_EXERCISE PROMPT:_
Write out the entries again exactly as they are given.
##### MATERIAL FOR THIS EXERCISE
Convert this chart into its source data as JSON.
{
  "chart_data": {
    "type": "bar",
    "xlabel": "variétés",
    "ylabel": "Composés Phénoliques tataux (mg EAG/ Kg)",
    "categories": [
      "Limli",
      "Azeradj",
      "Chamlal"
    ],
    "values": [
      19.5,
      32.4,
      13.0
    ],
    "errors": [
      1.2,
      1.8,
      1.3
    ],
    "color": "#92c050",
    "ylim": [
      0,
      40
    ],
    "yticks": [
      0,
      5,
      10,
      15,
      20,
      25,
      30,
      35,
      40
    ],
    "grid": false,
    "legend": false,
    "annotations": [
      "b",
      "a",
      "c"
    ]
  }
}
##########
_THE SOLUTION:_
Convert this chart into its source data as JSON.
{
  "chart_data": {
    "type": "bar",
    "xlabel": "variétés",
    "ylabel": "Composés Phénoliques tataux (mg EAG/ Kg)",
    "categories": [
      "Limli",
      "Azeradj",
      "Chamlal"
    ],
    "values": [
      19.5,
      32.4,
      13.0
    ],
    "errors": [
      1.2,
      1.8,
      1.3
    ],
    "color": "#92c050",
    "ylim": [
      0,
      40
    ],
    "yticks": [
      0,
      5,
      10,
      15,
      20,
      25,
      30,
      35,
      40
    ],
    "grid": false,
    "legend": false,
    "annotations": [
      "b",
      "a",
      "c"
    ]
  }
}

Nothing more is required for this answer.